SUPPLIED MATERIAL »
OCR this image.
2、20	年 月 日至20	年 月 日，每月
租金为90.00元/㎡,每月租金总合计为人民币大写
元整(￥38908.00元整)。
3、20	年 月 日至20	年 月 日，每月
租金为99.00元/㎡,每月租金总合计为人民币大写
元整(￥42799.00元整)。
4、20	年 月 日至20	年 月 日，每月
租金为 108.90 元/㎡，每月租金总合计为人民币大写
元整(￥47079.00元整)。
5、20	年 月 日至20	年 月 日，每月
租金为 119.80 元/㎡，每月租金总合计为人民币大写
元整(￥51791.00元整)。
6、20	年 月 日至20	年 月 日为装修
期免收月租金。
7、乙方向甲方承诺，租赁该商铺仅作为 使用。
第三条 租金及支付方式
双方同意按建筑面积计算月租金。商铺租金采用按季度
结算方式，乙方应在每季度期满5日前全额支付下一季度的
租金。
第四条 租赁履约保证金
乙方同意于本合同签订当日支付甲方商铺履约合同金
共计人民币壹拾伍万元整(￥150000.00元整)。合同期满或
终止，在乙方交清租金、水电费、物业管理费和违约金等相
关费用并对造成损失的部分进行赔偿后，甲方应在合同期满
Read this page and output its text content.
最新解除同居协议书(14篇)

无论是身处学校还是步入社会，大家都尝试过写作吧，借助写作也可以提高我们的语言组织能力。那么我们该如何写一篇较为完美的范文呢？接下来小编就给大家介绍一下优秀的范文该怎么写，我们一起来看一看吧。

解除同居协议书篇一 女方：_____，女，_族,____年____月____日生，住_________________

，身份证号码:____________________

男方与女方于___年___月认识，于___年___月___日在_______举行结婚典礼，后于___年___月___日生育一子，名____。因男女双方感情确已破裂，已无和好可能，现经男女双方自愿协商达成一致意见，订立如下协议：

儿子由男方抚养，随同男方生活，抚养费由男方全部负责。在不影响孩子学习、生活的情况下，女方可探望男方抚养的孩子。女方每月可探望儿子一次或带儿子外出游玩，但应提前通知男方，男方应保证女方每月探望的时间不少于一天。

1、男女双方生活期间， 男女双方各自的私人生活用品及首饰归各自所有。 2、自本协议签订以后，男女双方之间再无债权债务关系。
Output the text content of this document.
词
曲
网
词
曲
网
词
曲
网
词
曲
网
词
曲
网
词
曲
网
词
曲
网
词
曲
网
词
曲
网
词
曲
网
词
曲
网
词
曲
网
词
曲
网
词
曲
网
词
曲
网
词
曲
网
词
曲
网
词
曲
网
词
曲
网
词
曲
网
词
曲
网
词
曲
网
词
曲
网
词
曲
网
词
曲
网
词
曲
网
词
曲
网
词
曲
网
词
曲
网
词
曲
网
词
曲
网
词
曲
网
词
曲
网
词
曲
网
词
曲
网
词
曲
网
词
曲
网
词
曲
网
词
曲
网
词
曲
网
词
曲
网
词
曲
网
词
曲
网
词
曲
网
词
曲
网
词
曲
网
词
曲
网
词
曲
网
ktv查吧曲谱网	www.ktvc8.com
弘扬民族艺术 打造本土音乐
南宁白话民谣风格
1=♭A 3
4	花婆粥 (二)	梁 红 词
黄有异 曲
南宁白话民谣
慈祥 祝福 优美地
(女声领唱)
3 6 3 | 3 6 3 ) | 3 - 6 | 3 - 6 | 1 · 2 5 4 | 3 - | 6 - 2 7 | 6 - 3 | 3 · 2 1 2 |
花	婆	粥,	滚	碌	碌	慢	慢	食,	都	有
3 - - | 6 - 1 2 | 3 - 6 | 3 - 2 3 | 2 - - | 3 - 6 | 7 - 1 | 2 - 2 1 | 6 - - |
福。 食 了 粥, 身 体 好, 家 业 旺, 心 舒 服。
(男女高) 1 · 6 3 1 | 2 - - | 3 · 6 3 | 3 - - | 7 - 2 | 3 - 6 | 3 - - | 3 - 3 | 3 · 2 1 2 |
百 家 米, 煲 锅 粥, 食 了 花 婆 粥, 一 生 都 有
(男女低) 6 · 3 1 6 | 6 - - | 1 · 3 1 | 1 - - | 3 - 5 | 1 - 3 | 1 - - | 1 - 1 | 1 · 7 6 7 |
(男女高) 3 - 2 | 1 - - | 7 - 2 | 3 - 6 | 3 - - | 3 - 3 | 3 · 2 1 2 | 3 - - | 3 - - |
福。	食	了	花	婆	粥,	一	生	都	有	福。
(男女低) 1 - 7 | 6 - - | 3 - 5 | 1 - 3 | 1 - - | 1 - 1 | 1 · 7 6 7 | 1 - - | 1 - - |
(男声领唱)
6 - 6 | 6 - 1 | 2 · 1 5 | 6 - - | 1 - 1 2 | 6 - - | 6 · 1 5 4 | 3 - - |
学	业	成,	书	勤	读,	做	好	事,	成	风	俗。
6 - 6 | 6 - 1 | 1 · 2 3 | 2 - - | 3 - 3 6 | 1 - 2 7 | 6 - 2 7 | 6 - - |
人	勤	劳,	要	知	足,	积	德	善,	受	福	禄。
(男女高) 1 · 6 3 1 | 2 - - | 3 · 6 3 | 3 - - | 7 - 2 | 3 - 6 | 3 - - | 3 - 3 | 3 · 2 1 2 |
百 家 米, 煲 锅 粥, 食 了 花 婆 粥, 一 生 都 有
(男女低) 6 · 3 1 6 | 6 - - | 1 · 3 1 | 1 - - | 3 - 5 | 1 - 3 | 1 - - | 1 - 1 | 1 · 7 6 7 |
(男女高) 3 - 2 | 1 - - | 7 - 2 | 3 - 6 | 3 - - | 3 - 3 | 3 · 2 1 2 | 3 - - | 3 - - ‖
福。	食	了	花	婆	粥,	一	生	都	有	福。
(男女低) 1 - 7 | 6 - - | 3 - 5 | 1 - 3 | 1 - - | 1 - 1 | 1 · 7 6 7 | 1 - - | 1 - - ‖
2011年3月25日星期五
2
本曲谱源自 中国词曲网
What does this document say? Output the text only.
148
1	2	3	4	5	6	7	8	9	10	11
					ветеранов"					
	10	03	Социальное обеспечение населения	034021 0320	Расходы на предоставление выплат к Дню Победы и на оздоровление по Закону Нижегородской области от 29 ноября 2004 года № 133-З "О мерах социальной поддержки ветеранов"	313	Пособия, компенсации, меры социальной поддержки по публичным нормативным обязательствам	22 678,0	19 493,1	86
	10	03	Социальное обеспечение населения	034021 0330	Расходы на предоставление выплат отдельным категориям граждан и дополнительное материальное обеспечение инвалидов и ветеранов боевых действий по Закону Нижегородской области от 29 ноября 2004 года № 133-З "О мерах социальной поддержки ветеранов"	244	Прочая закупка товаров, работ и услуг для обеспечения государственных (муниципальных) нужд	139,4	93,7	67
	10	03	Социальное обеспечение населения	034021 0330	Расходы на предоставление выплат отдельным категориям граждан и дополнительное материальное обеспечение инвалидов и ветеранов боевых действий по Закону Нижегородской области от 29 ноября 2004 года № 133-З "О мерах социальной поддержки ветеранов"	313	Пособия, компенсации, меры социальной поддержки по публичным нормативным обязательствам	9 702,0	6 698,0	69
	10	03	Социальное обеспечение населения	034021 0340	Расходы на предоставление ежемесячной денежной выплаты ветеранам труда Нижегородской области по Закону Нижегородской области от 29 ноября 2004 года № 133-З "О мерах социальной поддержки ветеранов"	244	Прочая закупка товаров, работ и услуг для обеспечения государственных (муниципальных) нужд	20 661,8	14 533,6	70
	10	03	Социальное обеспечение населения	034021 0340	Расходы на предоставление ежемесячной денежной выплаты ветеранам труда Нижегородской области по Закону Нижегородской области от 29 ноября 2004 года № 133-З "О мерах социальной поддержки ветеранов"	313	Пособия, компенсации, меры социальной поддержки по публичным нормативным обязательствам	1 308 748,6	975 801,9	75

TASK TO COMPLETE »
How many of the lines in the listing above hold the word "text"? Report only that figure.

ANSWER »
3